◆ Work to do
Write out all lines holding the word "shares".
====
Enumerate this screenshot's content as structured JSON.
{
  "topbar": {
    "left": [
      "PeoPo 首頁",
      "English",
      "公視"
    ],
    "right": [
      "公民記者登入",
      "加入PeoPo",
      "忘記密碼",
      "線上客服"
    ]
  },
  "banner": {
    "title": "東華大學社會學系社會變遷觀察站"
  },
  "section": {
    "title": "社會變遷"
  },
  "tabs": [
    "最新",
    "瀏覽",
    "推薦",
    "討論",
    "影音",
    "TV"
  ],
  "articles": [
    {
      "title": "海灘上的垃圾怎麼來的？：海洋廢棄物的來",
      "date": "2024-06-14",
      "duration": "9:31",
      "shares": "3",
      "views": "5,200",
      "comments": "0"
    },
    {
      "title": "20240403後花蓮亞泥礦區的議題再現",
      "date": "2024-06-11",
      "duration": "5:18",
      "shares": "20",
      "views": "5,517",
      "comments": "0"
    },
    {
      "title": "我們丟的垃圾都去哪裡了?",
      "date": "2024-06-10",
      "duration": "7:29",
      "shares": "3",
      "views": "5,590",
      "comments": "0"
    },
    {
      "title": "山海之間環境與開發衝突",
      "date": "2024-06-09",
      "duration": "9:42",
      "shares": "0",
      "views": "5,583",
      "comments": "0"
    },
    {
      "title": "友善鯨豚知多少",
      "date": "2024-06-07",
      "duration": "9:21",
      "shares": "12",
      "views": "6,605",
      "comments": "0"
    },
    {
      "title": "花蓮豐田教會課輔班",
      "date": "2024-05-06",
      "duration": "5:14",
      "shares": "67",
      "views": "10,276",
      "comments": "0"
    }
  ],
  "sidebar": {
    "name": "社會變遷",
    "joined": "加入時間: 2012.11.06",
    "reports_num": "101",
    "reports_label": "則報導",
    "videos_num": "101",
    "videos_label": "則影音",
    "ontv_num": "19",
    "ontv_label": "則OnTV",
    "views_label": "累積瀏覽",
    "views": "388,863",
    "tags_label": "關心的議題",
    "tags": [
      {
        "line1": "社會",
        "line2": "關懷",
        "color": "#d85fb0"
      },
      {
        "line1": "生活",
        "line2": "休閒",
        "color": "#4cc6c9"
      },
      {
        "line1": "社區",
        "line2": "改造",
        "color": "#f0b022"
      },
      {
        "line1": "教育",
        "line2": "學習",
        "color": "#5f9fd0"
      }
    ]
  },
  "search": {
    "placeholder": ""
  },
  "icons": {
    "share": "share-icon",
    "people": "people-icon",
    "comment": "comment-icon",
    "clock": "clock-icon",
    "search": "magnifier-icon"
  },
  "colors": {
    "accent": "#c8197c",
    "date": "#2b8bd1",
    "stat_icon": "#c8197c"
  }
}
====
◆ Task output
      "shares": "3",
      "shares": "20",
      "shares": "3",
      "shares": "0",
      "shares": "12",
      "shares": "67",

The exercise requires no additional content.